Dataset items
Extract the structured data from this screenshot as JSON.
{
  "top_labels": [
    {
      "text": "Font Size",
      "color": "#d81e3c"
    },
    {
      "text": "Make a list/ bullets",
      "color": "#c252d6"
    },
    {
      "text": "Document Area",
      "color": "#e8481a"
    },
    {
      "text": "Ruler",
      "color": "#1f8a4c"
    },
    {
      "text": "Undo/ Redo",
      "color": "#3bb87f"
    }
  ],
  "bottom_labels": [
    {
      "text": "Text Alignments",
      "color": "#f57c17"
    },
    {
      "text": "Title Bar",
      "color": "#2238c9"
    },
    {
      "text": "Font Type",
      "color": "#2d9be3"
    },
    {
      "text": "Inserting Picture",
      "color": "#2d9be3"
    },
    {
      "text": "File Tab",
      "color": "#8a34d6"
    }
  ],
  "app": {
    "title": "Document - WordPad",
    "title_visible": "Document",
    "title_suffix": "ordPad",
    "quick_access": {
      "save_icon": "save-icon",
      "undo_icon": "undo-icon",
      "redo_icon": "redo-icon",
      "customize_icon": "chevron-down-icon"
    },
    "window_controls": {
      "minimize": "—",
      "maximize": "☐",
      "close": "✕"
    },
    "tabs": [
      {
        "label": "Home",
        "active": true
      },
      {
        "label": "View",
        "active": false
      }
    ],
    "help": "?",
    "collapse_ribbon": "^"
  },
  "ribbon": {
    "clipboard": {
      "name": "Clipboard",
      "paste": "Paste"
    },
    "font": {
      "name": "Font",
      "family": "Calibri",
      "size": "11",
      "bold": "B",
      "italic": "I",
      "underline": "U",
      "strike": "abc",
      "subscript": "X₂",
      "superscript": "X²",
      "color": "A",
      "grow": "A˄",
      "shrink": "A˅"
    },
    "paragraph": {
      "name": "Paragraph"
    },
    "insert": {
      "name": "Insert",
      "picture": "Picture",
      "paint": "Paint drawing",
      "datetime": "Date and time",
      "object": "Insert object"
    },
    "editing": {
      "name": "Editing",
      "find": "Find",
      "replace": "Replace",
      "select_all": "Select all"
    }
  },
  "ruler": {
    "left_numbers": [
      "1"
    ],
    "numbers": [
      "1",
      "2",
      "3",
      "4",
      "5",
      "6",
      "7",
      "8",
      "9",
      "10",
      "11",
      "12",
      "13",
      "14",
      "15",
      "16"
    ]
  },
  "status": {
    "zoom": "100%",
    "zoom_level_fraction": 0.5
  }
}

**Required task**:
Emit the records above again, exactly, with no line skipped.

**Finished answer**:
Extract the structured data from this screenshot as JSON.
{
  "top_labels": [
    {
      "text": "Font Size",
      "color": "#d81e3c"
    },
    {
      "text": "Make a list/ bullets",
      "color": "#c252d6"
    },
    {
      "text": "Document Area",
      "color": "#e8481a"
    },
    {
      "text": "Ruler",
      "color": "#1f8a4c"
    },
    {
      "text": "Undo/ Redo",
      "color": "#3bb87f"
    }
  ],
  "bottom_labels": [
    {
      "text": "Text Alignments",
      "color": "#f57c17"
    },
    {
      "text": "Title Bar",
      "color": "#2238c9"
    },
    {
      "text": "Font Type",
      "color": "#2d9be3"
    },
    {
      "text": "Inserting Picture",
      "color": "#2d9be3"
    },
    {
      "text": "File Tab",
      "color": "#8a34d6"
    }
  ],
  "app": {
    "title": "Document - WordPad",
    "title_visible": "Document",
    "title_suffix": "ordPad",
    "quick_access": {
      "save_icon": "save-icon",
      "undo_icon": "undo-icon",
      "redo_icon": "redo-icon",
      "customize_icon": "chevron-down-icon"
    },
    "window_controls": {
      "minimize": "—",
      "maximize": "☐",
      "close": "✕"
    },
    "tabs": [
      {
        "label": "Home",
        "active": true
      },
      {
        "label": "View",
        "active": false
      }
    ],
    "help": "?",
    "collapse_ribbon": "^"
  },
  "ribbon": {
    "clipboard": {
      "name": "Clipboard",
      "paste": "Paste"
    },
    "font": {
      "name": "Font",
      "family": "Calibri",
      "size": "11",
      "bold": "B",
      "italic": "I",
      "underline": "U",
      "strike": "abc",
      "subscript": "X₂",
      "superscript": "X²",
      "color": "A",
      "grow": "A˄",
      "shrink": "A˅"
    },
    "paragraph": {
      "name": "Paragraph"
    },
    "insert": {
      "name": "Insert",
      "picture": "Picture",
      "paint": "Paint drawing",
      "datetime": "Date and time",
      "object": "Insert object"
    },
    "editing": {
      "name": "Editing",
      "find": "Find",
      "replace": "Replace",
      "select_all": "Select all"
    }
  },
  "ruler": {
    "left_numbers": [
      "1"
    ],
    "numbers": [
      "1",
      "2",
      "3",
      "4",
      "5",
      "6",
      "7",
      "8",
      "9",
      "10",
      "11",
      "12",
      "13",
      "14",
      "15",
      "16"
    ]
  },
  "status": {
    "zoom": "100%",
    "zoom_level_fraction": 0.5
  }
}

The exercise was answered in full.